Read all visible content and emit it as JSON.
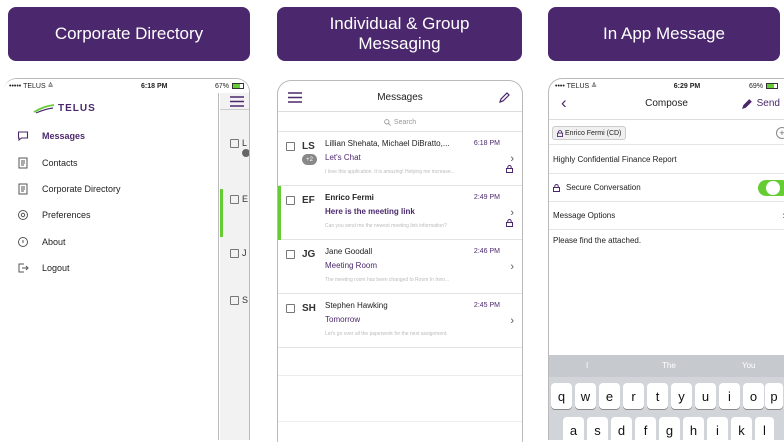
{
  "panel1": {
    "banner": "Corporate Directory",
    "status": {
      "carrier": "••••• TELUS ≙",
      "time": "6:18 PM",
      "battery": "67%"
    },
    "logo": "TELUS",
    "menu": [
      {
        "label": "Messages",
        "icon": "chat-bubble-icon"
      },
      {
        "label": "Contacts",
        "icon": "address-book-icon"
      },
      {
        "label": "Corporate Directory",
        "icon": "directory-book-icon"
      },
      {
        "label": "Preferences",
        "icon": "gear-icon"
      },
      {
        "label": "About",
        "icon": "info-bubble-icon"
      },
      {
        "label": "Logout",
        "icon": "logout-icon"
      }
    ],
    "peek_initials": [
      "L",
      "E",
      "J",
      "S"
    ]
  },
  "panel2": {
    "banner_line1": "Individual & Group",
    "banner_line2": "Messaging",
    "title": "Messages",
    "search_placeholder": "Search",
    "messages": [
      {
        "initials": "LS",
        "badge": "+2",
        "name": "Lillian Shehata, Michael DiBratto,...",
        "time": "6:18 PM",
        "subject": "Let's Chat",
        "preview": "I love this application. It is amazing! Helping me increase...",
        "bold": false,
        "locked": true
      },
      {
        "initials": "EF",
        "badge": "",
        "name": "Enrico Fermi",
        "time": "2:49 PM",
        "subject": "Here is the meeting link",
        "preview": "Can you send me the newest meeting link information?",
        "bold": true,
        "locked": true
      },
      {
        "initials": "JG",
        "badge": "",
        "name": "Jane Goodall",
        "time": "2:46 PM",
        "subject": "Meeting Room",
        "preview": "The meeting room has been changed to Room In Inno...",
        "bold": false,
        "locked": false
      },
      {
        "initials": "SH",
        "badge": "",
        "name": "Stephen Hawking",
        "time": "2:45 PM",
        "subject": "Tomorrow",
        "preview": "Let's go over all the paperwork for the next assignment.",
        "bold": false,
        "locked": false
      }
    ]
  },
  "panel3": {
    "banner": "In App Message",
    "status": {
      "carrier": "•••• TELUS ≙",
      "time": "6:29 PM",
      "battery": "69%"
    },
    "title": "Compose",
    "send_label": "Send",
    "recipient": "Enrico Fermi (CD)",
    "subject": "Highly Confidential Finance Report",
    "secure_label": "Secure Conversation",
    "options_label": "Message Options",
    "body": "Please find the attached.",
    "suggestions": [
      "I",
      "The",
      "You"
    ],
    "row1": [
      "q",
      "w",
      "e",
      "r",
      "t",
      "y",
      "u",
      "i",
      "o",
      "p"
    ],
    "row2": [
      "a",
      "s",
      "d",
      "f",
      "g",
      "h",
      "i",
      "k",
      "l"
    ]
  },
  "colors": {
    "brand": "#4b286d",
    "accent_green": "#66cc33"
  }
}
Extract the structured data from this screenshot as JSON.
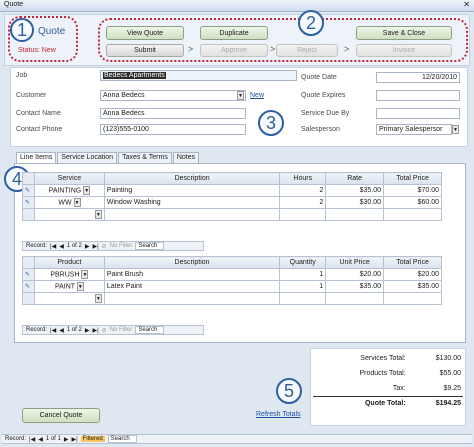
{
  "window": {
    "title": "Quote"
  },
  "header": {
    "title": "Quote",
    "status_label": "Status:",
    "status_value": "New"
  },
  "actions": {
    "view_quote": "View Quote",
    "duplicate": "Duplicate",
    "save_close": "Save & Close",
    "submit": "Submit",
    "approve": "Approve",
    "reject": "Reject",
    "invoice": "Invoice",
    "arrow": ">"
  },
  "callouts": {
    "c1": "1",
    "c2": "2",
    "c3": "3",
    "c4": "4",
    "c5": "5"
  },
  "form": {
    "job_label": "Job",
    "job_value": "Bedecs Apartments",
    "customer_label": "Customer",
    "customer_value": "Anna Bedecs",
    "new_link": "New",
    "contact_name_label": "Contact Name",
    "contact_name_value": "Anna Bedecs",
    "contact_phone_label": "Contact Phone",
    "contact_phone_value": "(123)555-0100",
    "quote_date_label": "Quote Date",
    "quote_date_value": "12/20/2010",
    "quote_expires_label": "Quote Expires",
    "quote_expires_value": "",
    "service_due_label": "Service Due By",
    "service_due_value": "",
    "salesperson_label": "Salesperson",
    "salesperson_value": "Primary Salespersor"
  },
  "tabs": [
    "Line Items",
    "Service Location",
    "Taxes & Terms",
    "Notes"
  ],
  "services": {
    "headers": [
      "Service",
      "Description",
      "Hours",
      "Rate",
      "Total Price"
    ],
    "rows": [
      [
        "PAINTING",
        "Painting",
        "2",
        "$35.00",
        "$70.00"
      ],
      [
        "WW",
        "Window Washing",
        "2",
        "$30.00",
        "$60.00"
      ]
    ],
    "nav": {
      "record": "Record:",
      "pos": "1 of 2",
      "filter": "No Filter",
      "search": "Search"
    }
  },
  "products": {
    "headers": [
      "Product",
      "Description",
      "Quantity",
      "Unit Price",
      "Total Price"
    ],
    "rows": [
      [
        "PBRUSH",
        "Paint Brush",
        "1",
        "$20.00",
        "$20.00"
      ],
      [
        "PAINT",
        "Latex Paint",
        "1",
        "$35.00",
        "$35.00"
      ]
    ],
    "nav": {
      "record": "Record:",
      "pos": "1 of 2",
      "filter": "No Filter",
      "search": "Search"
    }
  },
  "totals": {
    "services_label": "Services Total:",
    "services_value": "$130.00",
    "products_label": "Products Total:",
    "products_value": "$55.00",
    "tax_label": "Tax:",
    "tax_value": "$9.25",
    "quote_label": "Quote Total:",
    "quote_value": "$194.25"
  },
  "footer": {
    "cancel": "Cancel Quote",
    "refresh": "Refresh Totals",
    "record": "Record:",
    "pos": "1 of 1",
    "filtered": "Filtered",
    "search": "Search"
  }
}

:::

Repeat the data exactly in full, omitting its pictures.

Read all visible content and emit it as JSON.
{
  "panel1": {
    "banner": "Corporate Directory",
    "status": {
      "carrier": "••••• TELUS ≙",
      "time": "6:18 PM",
      "battery": "67%"
    },
    "logo": "TELUS",
    "menu": [
      {
        "label": "Messages",
        "icon": "chat-bubble-icon"
      },
      {
        "label": "Contacts",
        "icon": "address-book-icon"
      },
      {
        "label": "Corporate Directory",
        "icon": "directory-book-icon"
      },
      {
        "label": "Preferences",
        "icon": "gear-icon"
      },
      {
        "label": "About",
        "icon": "info-bubble-icon"
      },
      {
        "label": "Logout",
        "icon": "logout-icon"
      }
    ],
    "peek_initials": [
      "L",
      "E",
      "J",
      "S"
    ]
  },
  "panel2": {
    "banner_line1": "Individual & Group",
    "banner_line2": "Messaging",
    "title": "Messages",
    "search_placeholder": "Search",
    "messages": [
      {
        "initials": "LS",
        "badge": "+2",
        "name": "Lillian Shehata, Michael DiBratto,...",
        "time": "6:18 PM",
        "subject": "Let's Chat",
        "preview": "I love this application. It is amazing! Helping me increase...",
        "bold": false,
        "locked": true
      },
      {
        "initials": "EF",
        "badge": "",
        "name": "Enrico Fermi",
        "time": "2:49 PM",
        "subject": "Here is the meeting link",
        "preview": "Can you send me the newest meeting link information?",
        "bold": true,
        "locked": true
      },
      {
        "initials": "JG",
        "badge": "",
        "name": "Jane Goodall",
        "time": "2:46 PM",
        "subject": "Meeting Room",
        "preview": "The meeting room has been changed to Room In Inno...",
        "bold": false,
        "locked": false
      },
      {
        "initials": "SH",
        "badge": "",
        "name": "Stephen Hawking",
        "time": "2:45 PM",
        "subject": "Tomorrow",
        "preview": "Let's go over all the paperwork for the next assignment.",
        "bold": false,
        "locked": false
      }
    ]
  },
  "panel3": {
    "banner": "In App Message",
    "status": {
      "carrier": "•••• TELUS ≙",
      "time": "6:29 PM",
      "battery": "69%"
    },
    "title": "Compose",
    "send_label": "Send",
    "recipient": "Enrico Fermi (CD)",
    "subject": "Highly Confidential Finance Report",
    "secure_label": "Secure Conversation",
    "options_label": "Message Options",
    "body": "Please find the attached.",
    "suggestions": [
      "I",
      "The",
      "You"
    ],
    "row1": [
      "q",
      "w",
      "e",
      "r",
      "t",
      "y",
      "u",
      "i",
      "o",
      "p"
    ],
    "row2": [
      "a",
      "s",
      "d",
      "f",
      "g",
      "h",
      "i",
      "k",
      "l"
    ]
  },
  "colors": {
    "brand": "#4b286d",
    "accent_green": "#66cc33"
  }
}
Extract the structured data from this screenshot as JSON.
{
  "window": {
    "title": "Quote"
  },
  "header": {
    "title": "Quote",
    "status_label": "Status:",
    "status_value": "New"
  },
  "actions": {
    "view_quote": "View Quote",
    "duplicate": "Duplicate",
    "save_close": "Save & Close",
    "submit": "Submit",
    "approve": "Approve",
    "reject": "Reject",
    "invoice": "Invoice",
    "arrow": ">"
  },
  "callouts": {
    "c1": "1",
    "c2": "2",
    "c3": "3",
    "c4": "4",
    "c5": "5"
  },
  "form": {
    "job_label": "Job",
    "job_value": "Bedecs Apartments",
    "customer_label": "Customer",
    "customer_value": "Anna Bedecs",
    "new_link": "New",
    "contact_name_label": "Contact Name",
    "contact_name_value": "Anna Bedecs",
    "contact_phone_label": "Contact Phone",
    "contact_phone_value": "(123)555-0100",
    "quote_date_label": "Quote Date",
    "quote_date_value": "12/20/2010",
    "quote_expires_label": "Quote Expires",
    "quote_expires_value": "",
    "service_due_label": "Service Due By",
    "service_due_value": "",
    "salesperson_label": "Salesperson",
    "salesperson_value": "Primary Salespersor"
  },
  "tabs": [
    "Line Items",
    "Service Location",
    "Taxes & Terms",
    "Notes"
  ],
  "services": {
    "headers": [
      "Service",
      "Description",
      "Hours",
      "Rate",
      "Total Price"
    ],
    "rows": [
      [
        "PAINTING",
        "Painting",
        "2",
        "$35.00",
        "$70.00"
      ],
      [
        "WW",
        "Window Washing",
        "2",
        "$30.00",
        "$60.00"
      ]
    ],
    "nav": {
      "record": "Record:",
      "pos": "1 of 2",
      "filter": "No Filter",
      "search": "Search"
    }
  },
  "products": {
    "headers": [
      "Product",
      "Description",
      "Quantity",
      "Unit Price",
      "Total Price"
    ],
    "rows": [
      [
        "PBRUSH",
        "Paint Brush",
        "1",
        "$20.00",
        "$20.00"
      ],
      [
        "PAINT",
        "Latex Paint",
        "1",
        "$35.00",
        "$35.00"
      ]
    ],
    "nav": {
      "record": "Record:",
      "pos": "1 of 2",
      "filter": "No Filter",
      "search": "Search"
    }
  },
  "totals": {
    "services_label": "Services Total:",
    "services_value": "$130.00",
    "products_label": "Products Total:",
    "products_value": "$55.00",
    "tax_label": "Tax:",
    "tax_value": "$9.25",
    "quote_label": "Quote Total:",
    "quote_value": "$194.25"
  },
  "footer": {
    "cancel": "Cancel Quote",
    "refresh": "Refresh Totals",
    "record": "Record:",
    "pos": "1 of 1",
    "filtered": "Filtered",
    "search": "Search"
  }
}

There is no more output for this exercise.